--- Start of Dataset ---
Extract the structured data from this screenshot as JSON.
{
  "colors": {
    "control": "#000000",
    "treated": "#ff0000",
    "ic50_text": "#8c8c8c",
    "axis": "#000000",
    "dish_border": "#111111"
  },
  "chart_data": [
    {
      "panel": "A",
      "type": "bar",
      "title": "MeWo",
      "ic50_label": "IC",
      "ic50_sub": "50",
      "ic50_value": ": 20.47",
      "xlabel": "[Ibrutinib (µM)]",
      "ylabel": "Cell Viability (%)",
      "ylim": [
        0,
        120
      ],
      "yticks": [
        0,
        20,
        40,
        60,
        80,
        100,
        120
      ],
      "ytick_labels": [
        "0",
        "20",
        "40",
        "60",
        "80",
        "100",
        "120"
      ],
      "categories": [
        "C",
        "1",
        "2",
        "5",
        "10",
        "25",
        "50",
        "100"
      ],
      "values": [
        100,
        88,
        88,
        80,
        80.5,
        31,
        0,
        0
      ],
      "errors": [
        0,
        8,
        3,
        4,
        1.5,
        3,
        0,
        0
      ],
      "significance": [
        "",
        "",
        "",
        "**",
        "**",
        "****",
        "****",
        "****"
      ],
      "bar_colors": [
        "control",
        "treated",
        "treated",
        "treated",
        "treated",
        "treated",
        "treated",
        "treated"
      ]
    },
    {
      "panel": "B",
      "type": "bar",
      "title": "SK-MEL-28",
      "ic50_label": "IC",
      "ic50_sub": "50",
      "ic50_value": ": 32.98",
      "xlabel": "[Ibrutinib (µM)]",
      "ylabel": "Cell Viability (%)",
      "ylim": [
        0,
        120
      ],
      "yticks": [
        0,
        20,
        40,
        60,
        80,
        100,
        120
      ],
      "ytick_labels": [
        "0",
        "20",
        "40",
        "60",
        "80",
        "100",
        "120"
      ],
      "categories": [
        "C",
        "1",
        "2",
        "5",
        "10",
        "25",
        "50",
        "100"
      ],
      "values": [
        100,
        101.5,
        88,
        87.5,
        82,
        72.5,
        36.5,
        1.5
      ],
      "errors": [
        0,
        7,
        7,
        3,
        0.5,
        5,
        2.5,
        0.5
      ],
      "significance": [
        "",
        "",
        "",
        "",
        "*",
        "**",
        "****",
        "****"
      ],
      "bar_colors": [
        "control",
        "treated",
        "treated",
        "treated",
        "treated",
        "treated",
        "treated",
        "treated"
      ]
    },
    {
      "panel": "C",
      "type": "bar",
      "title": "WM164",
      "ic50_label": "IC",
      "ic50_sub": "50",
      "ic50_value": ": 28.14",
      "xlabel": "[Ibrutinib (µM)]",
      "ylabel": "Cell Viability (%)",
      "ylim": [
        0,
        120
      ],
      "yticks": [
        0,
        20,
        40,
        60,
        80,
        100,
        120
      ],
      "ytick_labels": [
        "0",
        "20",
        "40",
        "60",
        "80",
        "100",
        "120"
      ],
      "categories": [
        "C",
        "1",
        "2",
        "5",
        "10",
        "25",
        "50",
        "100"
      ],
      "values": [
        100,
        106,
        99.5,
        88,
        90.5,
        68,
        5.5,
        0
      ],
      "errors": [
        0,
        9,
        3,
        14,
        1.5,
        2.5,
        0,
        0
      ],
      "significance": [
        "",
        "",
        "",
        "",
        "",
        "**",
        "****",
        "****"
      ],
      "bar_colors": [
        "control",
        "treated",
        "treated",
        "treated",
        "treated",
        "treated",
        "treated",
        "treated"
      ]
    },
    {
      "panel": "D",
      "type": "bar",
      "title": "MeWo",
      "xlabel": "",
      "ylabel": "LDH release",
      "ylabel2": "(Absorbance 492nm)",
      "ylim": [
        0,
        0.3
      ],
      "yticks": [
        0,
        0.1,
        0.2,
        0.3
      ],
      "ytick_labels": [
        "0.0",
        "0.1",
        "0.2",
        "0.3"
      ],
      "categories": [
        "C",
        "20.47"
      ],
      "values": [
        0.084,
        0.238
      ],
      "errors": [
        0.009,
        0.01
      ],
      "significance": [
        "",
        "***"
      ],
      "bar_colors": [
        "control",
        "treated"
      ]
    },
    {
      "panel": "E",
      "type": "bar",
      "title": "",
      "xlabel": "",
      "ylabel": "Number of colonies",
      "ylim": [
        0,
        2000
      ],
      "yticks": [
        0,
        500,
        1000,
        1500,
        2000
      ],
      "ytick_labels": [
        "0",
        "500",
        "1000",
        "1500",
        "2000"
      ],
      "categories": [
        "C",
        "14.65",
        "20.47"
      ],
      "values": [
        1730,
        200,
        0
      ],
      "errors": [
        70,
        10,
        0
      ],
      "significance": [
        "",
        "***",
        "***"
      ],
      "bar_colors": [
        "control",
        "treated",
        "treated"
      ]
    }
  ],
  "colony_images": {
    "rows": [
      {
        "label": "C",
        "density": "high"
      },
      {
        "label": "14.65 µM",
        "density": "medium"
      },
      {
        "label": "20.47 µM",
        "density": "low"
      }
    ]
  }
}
--- End of Dataset ---
Repeat the entries above exactly, leaving nothing out.

Extract the structured data from this screenshot as JSON.
{
  "colors": {
    "control": "#000000",
    "treated": "#ff0000",
    "ic50_text": "#8c8c8c",
    "axis": "#000000",
    "dish_border": "#111111"
  },
  "chart_data": [
    {
      "panel": "A",
      "type": "bar",
      "title": "MeWo",
      "ic50_label": "IC",
      "ic50_sub": "50",
      "ic50_value": ": 20.47",
      "xlabel": "[Ibrutinib (µM)]",
      "ylabel": "Cell Viability (%)",
      "ylim": [
        0,
        120
      ],
      "yticks": [
        0,
        20,
        40,
        60,
        80,
        100,
        120
      ],
      "ytick_labels": [
        "0",
        "20",
        "40",
        "60",
        "80",
        "100",
        "120"
      ],
      "categories": [
        "C",
        "1",
        "2",
        "5",
        "10",
        "25",
        "50",
        "100"
      ],
      "values": [
        100,
        88,
        88,
        80,
        80.5,
        31,
        0,
        0
      ],
      "errors": [
        0,
        8,
        3,
        4,
        1.5,
        3,
        0,
        0
      ],
      "significance": [
        "",
        "",
        "",
        "**",
        "**",
        "****",
        "****",
        "****"
      ],
      "bar_colors": [
        "control",
        "treated",
        "treated",
        "treated",
        "treated",
        "treated",
        "treated",
        "treated"
      ]
    },
    {
      "panel": "B",
      "type": "bar",
      "title": "SK-MEL-28",
      "ic50_label": "IC",
      "ic50_sub": "50",
      "ic50_value": ": 32.98",
      "xlabel": "[Ibrutinib (µM)]",
      "ylabel": "Cell Viability (%)",
      "ylim": [
        0,
        120
      ],
      "yticks": [
        0,
        20,
        40,
        60,
        80,
        100,
        120
      ],
      "ytick_labels": [
        "0",
        "20",
        "40",
        "60",
        "80",
        "100",
        "120"
      ],
      "categories": [
        "C",
        "1",
        "2",
        "5",
        "10",
        "25",
        "50",
        "100"
      ],
      "values": [
        100,
        101.5,
        88,
        87.5,
        82,
        72.5,
        36.5,
        1.5
      ],
      "errors": [
        0,
        7,
        7,
        3,
        0.5,
        5,
        2.5,
        0.5
      ],
      "significance": [
        "",
        "",
        "",
        "",
        "*",
        "**",
        "****",
        "****"
      ],
      "bar_colors": [
        "control",
        "treated",
        "treated",
        "treated",
        "treated",
        "treated",
        "treated",
        "treated"
      ]
    },
    {
      "panel": "C",
      "type": "bar",
      "title": "WM164",
      "ic50_label": "IC",
      "ic50_sub": "50",
      "ic50_value": ": 28.14",
      "xlabel": "[Ibrutinib (µM)]",
      "ylabel": "Cell Viability (%)",
      "ylim": [
        0,
        120
      ],
      "yticks": [
        0,
        20,
        40,
        60,
        80,
        100,
        120
      ],
      "ytick_labels": [
        "0",
        "20",
        "40",
        "60",
        "80",
        "100",
        "120"
      ],
      "categories": [
        "C",
        "1",
        "2",
        "5",
        "10",
        "25",
        "50",
        "100"
      ],
      "values": [
        100,
        106,
        99.5,
        88,
        90.5,
        68,
        5.5,
        0
      ],
      "errors": [
        0,
        9,
        3,
        14,
        1.5,
        2.5,
        0,
        0
      ],
      "significance": [
        "",
        "",
        "",
        "",
        "",
        "**",
        "****",
        "****"
      ],
      "bar_colors": [
        "control",
        "treated",
        "treated",
        "treated",
        "treated",
        "treated",
        "treated",
        "treated"
      ]
    },
    {
      "panel": "D",
      "type": "bar",
      "title": "MeWo",
      "xlabel": "",
      "ylabel": "LDH release",
      "ylabel2": "(Absorbance 492nm)",
      "ylim": [
        0,
        0.3
      ],
      "yticks": [
        0,
        0.1,
        0.2,
        0.3
      ],
      "ytick_labels": [
        "0.0",
        "0.1",
        "0.2",
        "0.3"
      ],
      "categories": [
        "C",
        "20.47"
      ],
      "values": [
        0.084,
        0.238
      ],
      "errors": [
        0.009,
        0.01
      ],
      "significance": [
        "",
        "***"
      ],
      "bar_colors": [
        "control",
        "treated"
      ]
    },
    {
      "panel": "E",
      "type": "bar",
      "title": "",
      "xlabel": "",
      "ylabel": "Number of colonies",
      "ylim": [
        0,
        2000
      ],
      "yticks": [
        0,
        500,
        1000,
        1500,
        2000
      ],
      "ytick_labels": [
        "0",
        "500",
        "1000",
        "1500",
        "2000"
      ],
      "categories": [
        "C",
        "14.65",
        "20.47"
      ],
      "values": [
        1730,
        200,
        0
      ],
      "errors": [
        70,
        10,
        0
      ],
      "significance": [
        "",
        "***",
        "***"
      ],
      "bar_colors": [
        "control",
        "treated",
        "treated"
      ]
    }
  ],
  "colony_images": {
    "rows": [
      {
        "label": "C",
        "density": "high"
      },
      {
        "label": "14.65 µM",
        "density": "medium"
      },
      {
        "label": "20.47 µM",
        "density": "low"
      }
    ]
  }
}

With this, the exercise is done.